TASK TO CARRY OUT |
Repeat all of the data precisely.
┏━━
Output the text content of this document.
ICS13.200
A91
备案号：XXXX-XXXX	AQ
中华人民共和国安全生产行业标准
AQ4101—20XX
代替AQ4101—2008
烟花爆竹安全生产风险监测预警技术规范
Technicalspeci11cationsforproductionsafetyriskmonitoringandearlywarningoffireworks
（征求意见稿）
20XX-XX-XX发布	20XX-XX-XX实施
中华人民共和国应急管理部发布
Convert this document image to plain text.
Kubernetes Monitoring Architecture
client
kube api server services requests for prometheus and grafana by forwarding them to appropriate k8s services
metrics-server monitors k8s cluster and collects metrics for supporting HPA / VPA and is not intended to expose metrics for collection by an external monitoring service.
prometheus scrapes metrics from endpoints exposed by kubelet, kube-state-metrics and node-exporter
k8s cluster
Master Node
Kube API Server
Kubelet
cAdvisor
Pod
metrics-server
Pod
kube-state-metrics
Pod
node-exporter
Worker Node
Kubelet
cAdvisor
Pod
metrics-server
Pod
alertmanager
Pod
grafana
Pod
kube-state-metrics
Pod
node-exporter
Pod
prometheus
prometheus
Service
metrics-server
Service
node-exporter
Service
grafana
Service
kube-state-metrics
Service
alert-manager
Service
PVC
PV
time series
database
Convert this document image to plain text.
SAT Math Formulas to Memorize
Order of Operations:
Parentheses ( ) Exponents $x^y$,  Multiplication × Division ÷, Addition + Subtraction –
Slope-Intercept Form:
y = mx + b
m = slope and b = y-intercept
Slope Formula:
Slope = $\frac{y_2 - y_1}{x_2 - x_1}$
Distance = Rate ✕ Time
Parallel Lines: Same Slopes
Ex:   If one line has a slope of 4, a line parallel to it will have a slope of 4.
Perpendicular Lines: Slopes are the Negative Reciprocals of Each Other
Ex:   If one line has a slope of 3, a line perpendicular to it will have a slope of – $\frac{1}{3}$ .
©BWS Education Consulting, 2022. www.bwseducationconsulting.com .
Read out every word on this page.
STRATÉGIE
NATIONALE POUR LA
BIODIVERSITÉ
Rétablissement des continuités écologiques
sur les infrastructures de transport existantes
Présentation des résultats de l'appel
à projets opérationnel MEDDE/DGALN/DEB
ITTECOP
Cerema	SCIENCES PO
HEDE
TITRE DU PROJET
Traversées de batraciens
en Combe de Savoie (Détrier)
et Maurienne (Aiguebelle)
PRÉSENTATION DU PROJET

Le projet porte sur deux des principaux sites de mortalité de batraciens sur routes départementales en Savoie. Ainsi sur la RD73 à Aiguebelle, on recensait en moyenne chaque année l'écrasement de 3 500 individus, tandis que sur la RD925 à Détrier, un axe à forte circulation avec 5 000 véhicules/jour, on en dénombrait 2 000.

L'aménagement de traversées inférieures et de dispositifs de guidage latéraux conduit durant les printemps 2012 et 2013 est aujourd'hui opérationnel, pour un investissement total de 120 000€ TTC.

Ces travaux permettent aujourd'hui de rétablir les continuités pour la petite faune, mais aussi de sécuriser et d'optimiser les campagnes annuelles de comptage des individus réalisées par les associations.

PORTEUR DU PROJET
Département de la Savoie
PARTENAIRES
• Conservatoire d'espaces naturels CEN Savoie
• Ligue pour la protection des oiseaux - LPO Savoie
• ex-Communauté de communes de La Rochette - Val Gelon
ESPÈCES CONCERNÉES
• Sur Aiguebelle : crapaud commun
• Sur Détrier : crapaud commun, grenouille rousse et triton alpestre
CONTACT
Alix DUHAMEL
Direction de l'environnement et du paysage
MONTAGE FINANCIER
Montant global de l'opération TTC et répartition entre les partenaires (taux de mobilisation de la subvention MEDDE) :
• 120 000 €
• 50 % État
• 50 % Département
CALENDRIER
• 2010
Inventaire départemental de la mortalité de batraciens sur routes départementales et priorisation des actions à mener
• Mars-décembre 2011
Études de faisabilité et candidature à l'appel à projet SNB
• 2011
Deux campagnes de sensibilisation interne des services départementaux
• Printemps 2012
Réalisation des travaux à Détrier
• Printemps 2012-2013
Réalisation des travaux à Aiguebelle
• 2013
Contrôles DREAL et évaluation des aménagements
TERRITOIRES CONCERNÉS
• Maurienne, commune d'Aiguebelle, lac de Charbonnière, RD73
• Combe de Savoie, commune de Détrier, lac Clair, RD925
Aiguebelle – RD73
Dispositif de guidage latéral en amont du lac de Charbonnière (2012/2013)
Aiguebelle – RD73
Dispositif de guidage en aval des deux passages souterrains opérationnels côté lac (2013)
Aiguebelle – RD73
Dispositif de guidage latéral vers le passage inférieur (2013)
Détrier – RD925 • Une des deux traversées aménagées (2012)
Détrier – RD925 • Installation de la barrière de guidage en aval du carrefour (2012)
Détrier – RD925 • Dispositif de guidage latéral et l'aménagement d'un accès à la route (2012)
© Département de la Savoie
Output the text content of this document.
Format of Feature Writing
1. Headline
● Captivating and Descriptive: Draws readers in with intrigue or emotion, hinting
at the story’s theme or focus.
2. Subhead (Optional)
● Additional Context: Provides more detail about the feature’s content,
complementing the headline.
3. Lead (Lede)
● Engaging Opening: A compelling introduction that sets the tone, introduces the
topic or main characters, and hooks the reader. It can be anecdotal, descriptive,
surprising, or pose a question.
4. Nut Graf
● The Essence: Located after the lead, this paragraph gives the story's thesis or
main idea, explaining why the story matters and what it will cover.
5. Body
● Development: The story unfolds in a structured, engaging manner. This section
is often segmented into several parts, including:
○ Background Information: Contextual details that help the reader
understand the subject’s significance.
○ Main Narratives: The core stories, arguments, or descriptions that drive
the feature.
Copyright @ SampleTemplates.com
┗━━
TASK RESPONSE |
Output the text content of this document.
ICS13.200
A91
备案号：XXXX-XXXX	AQ
中华人民共和国安全生产行业标准
AQ4101—20XX
代替AQ4101—2008
烟花爆竹安全生产风险监测预警技术规范
Technicalspeci11cationsforproductionsafetyriskmonitoringandearlywarningoffireworks
（征求意见稿）
20XX-XX-XX发布	20XX-XX-XX实施
中华人民共和国应急管理部发布
Convert this document image to plain text.
Kubernetes Monitoring Architecture
client
kube api server services requests for prometheus and grafana by forwarding them to appropriate k8s services
metrics-server monitors k8s cluster and collects metrics for supporting HPA / VPA and is not intended to expose metrics for collection by an external monitoring service.
prometheus scrapes metrics from endpoints exposed by kubelet, kube-state-metrics and node-exporter
k8s cluster
Master Node
Kube API Server
Kubelet
cAdvisor
Pod
metrics-server
Pod
kube-state-metrics
Pod
node-exporter
Worker Node
Kubelet
cAdvisor
Pod
metrics-server
Pod
alertmanager
Pod
grafana
Pod
kube-state-metrics
Pod
node-exporter
Pod
prometheus
prometheus
Service
metrics-server
Service
node-exporter
Service
grafana
Service
kube-state-metrics
Service
alert-manager
Service
PVC
PV
time series
database
Convert this document image to plain text.
SAT Math Formulas to Memorize
Order of Operations:
Parentheses ( ) Exponents $x^y$,  Multiplication × Division ÷, Addition + Subtraction –
Slope-Intercept Form:
y = mx + b
m = slope and b = y-intercept
Slope Formula:
Slope = $\frac{y_2 - y_1}{x_2 - x_1}$
Distance = Rate ✕ Time
Parallel Lines: Same Slopes
Ex:   If one line has a slope of 4, a line parallel to it will have a slope of 4.
Perpendicular Lines: Slopes are the Negative Reciprocals of Each Other
Ex:   If one line has a slope of 3, a line perpendicular to it will have a slope of – $\frac{1}{3}$ .
©BWS Education Consulting, 2022. www.bwseducationconsulting.com .
Read out every word on this page.
STRATÉGIE
NATIONALE POUR LA
BIODIVERSITÉ
Rétablissement des continuités écologiques
sur les infrastructures de transport existantes
Présentation des résultats de l'appel
à projets opérationnel MEDDE/DGALN/DEB
ITTECOP
Cerema	SCIENCES PO
HEDE
TITRE DU PROJET
Traversées de batraciens
en Combe de Savoie (Détrier)
et Maurienne (Aiguebelle)
PRÉSENTATION DU PROJET

Le projet porte sur deux des principaux sites de mortalité de batraciens sur routes départementales en Savoie. Ainsi sur la RD73 à Aiguebelle, on recensait en moyenne chaque année l'écrasement de 3 500 individus, tandis que sur la RD925 à Détrier, un axe à forte circulation avec 5 000 véhicules/jour, on en dénombrait 2 000.

L'aménagement de traversées inférieures et de dispositifs de guidage latéraux conduit durant les printemps 2012 et 2013 est aujourd'hui opérationnel, pour un investissement total de 120 000€ TTC.

Ces travaux permettent aujourd'hui de rétablir les continuités pour la petite faune, mais aussi de sécuriser et d'optimiser les campagnes annuelles de comptage des individus réalisées par les associations.

PORTEUR DU PROJET
Département de la Savoie
PARTENAIRES
• Conservatoire d'espaces naturels CEN Savoie
• Ligue pour la protection des oiseaux - LPO Savoie
• ex-Communauté de communes de La Rochette - Val Gelon
ESPÈCES CONCERNÉES
• Sur Aiguebelle : crapaud commun
• Sur Détrier : crapaud commun, grenouille rousse et triton alpestre
CONTACT
Alix DUHAMEL
Direction de l'environnement et du paysage
MONTAGE FINANCIER
Montant global de l'opération TTC et répartition entre les partenaires (taux de mobilisation de la subvention MEDDE) :
• 120 000 €
• 50 % État
• 50 % Département
CALENDRIER
• 2010
Inventaire départemental de la mortalité de batraciens sur routes départementales et priorisation des actions à mener
• Mars-décembre 2011
Études de faisabilité et candidature à l'appel à projet SNB
• 2011
Deux campagnes de sensibilisation interne des services départementaux
• Printemps 2012
Réalisation des travaux à Détrier
• Printemps 2012-2013
Réalisation des travaux à Aiguebelle
• 2013
Contrôles DREAL et évaluation des aménagements
TERRITOIRES CONCERNÉS
• Maurienne, commune d'Aiguebelle, lac de Charbonnière, RD73
• Combe de Savoie, commune de Détrier, lac Clair, RD925
Aiguebelle – RD73
Dispositif de guidage latéral en amont du lac de Charbonnière (2012/2013)
Aiguebelle – RD73
Dispositif de guidage en aval des deux passages souterrains opérationnels côté lac (2013)
Aiguebelle – RD73
Dispositif de guidage latéral vers le passage inférieur (2013)
Détrier – RD925 • Une des deux traversées aménagées (2012)
Détrier – RD925 • Installation de la barrière de guidage en aval du carrefour (2012)
Détrier – RD925 • Dispositif de guidage latéral et l'aménagement d'un accès à la route (2012)
© Département de la Savoie
Output the text content of this document.
Format of Feature Writing
1. Headline
● Captivating and Descriptive: Draws readers in with intrigue or emotion, hinting
at the story’s theme or focus.
2. Subhead (Optional)
● Additional Context: Provides more detail about the feature’s content,
complementing the headline.
3. Lead (Lede)
● Engaging Opening: A compelling introduction that sets the tone, introduces the
topic or main characters, and hooks the reader. It can be anecdotal, descriptive,
surprising, or pose a question.
4. Nut Graf
● The Essence: Located after the lead, this paragraph gives the story's thesis or
main idea, explaining why the story matters and what it will cover.
5. Body
● Development: The story unfolds in a structured, engaging manner. This section
is often segmented into several parts, including:
○ Background Information: Contextual details that help the reader
understand the subject’s significance.
○ Main Narratives: The core stories, arguments, or descriptions that drive
the feature.
Copyright @ SampleTemplates.com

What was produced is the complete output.